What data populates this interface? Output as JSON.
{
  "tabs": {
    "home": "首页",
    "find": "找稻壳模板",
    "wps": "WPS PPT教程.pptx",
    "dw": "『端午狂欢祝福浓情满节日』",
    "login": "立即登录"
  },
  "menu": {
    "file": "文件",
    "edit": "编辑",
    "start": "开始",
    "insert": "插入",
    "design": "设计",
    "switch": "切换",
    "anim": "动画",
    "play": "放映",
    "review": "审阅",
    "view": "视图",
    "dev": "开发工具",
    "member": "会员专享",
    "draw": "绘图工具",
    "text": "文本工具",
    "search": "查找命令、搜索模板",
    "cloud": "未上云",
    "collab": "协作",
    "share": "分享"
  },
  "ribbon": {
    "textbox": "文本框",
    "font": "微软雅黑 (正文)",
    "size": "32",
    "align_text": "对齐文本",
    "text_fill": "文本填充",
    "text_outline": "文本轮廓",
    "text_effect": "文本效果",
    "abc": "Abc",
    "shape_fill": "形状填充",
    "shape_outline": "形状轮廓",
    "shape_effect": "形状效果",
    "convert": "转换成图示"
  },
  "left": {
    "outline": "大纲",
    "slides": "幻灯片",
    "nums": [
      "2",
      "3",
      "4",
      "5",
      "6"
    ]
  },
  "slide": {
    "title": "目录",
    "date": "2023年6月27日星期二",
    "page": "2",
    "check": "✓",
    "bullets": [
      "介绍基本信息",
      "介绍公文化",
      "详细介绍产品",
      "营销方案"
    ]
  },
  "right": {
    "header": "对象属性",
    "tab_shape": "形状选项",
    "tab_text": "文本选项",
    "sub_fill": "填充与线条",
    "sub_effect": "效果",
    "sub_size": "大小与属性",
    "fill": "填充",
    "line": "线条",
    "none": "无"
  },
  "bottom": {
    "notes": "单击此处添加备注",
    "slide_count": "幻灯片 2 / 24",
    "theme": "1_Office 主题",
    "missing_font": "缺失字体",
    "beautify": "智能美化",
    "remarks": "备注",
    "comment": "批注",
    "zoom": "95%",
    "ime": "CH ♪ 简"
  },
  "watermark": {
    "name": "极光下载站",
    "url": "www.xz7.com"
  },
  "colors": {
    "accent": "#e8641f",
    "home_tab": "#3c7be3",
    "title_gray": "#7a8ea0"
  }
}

■ ■ ■

* **WHAT THE EXERCISE ASKS**: Write the material out exactly, with nothing left out.

* **RESULT FOR THIS EXERCISE**:
What data populates this interface? Output as JSON.
{
  "tabs": {
    "home": "首页",
    "find": "找稻壳模板",
    "wps": "WPS PPT教程.pptx",
    "dw": "『端午狂欢祝福浓情满节日』",
    "login": "立即登录"
  },
  "menu": {
    "file": "文件",
    "edit": "编辑",
    "start": "开始",
    "insert": "插入",
    "design": "设计",
    "switch": "切换",
    "anim": "动画",
    "play": "放映",
    "review": "审阅",
    "view": "视图",
    "dev": "开发工具",
    "member": "会员专享",
    "draw": "绘图工具",
    "text": "文本工具",
    "search": "查找命令、搜索模板",
    "cloud": "未上云",
    "collab": "协作",
    "share": "分享"
  },
  "ribbon": {
    "textbox": "文本框",
    "font": "微软雅黑 (正文)",
    "size": "32",
    "align_text": "对齐文本",
    "text_fill": "文本填充",
    "text_outline": "文本轮廓",
    "text_effect": "文本效果",
    "abc": "Abc",
    "shape_fill": "形状填充",
    "shape_outline": "形状轮廓",
    "shape_effect": "形状效果",
    "convert": "转换成图示"
  },
  "left": {
    "outline": "大纲",
    "slides": "幻灯片",
    "nums": [
      "2",
      "3",
      "4",
      "5",
      "6"
    ]
  },
  "slide": {
    "title": "目录",
    "date": "2023年6月27日星期二",
    "page": "2",
    "check": "✓",
    "bullets": [
      "介绍基本信息",
      "介绍公文化",
      "详细介绍产品",
      "营销方案"
    ]
  },
  "right": {
    "header": "对象属性",
    "tab_shape": "形状选项",
    "tab_text": "文本选项",
    "sub_fill": "填充与线条",
    "sub_effect": "效果",
    "sub_size": "大小与属性",
    "fill": "填充",
    "line": "线条",
    "none": "无"
  },
  "bottom": {
    "notes": "单击此处添加备注",
    "slide_count": "幻灯片 2 / 24",
    "theme": "1_Office 主题",
    "missing_font": "缺失字体",
    "beautify": "智能美化",
    "remarks": "备注",
    "comment": "批注",
    "zoom": "95%",
    "ime": "CH ♪ 简"
  },
  "watermark": {
    "name": "极光下载站",
    "url": "www.xz7.com"
  },
  "colors": {
    "accent": "#e8641f",
    "home_tab": "#3c7be3",
    "title_gray": "#7a8ea0"
  }
}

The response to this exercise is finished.